- _Given instruction_
Write out each line beneath this one exactly as it reads.

::::::::

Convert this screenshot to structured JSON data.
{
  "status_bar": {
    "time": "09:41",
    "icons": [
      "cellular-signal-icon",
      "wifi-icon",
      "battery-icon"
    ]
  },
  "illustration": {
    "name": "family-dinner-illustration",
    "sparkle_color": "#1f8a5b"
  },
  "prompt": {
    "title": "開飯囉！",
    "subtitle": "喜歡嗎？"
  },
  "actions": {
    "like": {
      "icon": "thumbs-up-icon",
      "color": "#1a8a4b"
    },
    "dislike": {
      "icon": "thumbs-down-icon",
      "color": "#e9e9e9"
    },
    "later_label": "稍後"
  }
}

::::::::

- _Result_
Convert this screenshot to structured JSON data.
{
  "status_bar": {
    "time": "09:41",
    "icons": [
      "cellular-signal-icon",
      "wifi-icon",
      "battery-icon"
    ]
  },
  "illustration": {
    "name": "family-dinner-illustration",
    "sparkle_color": "#1f8a5b"
  },
  "prompt": {
    "title": "開飯囉！",
    "subtitle": "喜歡嗎？"
  },
  "actions": {
    "like": {
      "icon": "thumbs-up-icon",
      "color": "#1a8a4b"
    },
    "dislike": {
      "icon": "thumbs-down-icon",
      "color": "#e9e9e9"
    },
    "later_label": "稍後"
  }
}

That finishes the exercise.